---- PROVIDED MATERIAL
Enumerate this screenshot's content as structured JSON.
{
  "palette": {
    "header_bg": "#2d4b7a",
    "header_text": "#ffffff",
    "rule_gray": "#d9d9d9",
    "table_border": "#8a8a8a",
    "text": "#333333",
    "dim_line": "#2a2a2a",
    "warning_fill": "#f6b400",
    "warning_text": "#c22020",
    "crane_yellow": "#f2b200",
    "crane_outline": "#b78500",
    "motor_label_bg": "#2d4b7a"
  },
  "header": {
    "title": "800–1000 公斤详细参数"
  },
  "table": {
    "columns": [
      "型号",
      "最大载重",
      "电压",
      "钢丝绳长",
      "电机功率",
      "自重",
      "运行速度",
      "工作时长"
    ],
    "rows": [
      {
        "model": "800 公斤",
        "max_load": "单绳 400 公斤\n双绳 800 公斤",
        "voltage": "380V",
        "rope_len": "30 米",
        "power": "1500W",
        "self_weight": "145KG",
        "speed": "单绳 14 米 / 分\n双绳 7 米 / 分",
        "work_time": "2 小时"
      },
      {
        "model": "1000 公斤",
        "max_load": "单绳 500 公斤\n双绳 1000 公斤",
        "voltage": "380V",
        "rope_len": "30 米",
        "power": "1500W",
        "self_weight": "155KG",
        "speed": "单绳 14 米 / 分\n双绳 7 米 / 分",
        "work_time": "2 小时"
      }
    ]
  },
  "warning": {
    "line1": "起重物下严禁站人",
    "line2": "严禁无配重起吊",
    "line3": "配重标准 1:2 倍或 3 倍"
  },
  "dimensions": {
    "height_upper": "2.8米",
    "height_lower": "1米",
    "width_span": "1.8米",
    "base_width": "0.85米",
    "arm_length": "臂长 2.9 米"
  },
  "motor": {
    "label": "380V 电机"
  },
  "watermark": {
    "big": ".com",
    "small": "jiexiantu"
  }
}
--------
* WHAT IS ASKED *
Repeat the material above in full, quoting it exactly.

* ANSWER IN FULL *
Enumerate this screenshot's content as structured JSON.
{
  "palette": {
    "header_bg": "#2d4b7a",
    "header_text": "#ffffff",
    "rule_gray": "#d9d9d9",
    "table_border": "#8a8a8a",
    "text": "#333333",
    "dim_line": "#2a2a2a",
    "warning_fill": "#f6b400",
    "warning_text": "#c22020",
    "crane_yellow": "#f2b200",
    "crane_outline": "#b78500",
    "motor_label_bg": "#2d4b7a"
  },
  "header": {
    "title": "800–1000 公斤详细参数"
  },
  "table": {
    "columns": [
      "型号",
      "最大载重",
      "电压",
      "钢丝绳长",
      "电机功率",
      "自重",
      "运行速度",
      "工作时长"
    ],
    "rows": [
      {
        "model": "800 公斤",
        "max_load": "单绳 400 公斤\n双绳 800 公斤",
        "voltage": "380V",
        "rope_len": "30 米",
        "power": "1500W",
        "self_weight": "145KG",
        "speed": "单绳 14 米 / 分\n双绳 7 米 / 分",
        "work_time": "2 小时"
      },
      {
        "model": "1000 公斤",
        "max_load": "单绳 500 公斤\n双绳 1000 公斤",
        "voltage": "380V",
        "rope_len": "30 米",
        "power": "1500W",
        "self_weight": "155KG",
        "speed": "单绳 14 米 / 分\n双绳 7 米 / 分",
        "work_time": "2 小时"
      }
    ]
  },
  "warning": {
    "line1": "起重物下严禁站人",
    "line2": "严禁无配重起吊",
    "line3": "配重标准 1:2 倍或 3 倍"
  },
  "dimensions": {
    "height_upper": "2.8米",
    "height_lower": "1米",
    "width_span": "1.8米",
    "base_width": "0.85米",
    "arm_length": "臂长 2.9 米"
  },
  "motor": {
    "label": "380V 电机"
  },
  "watermark": {
    "big": ".com",
    "small": "jiexiantu"
  }
}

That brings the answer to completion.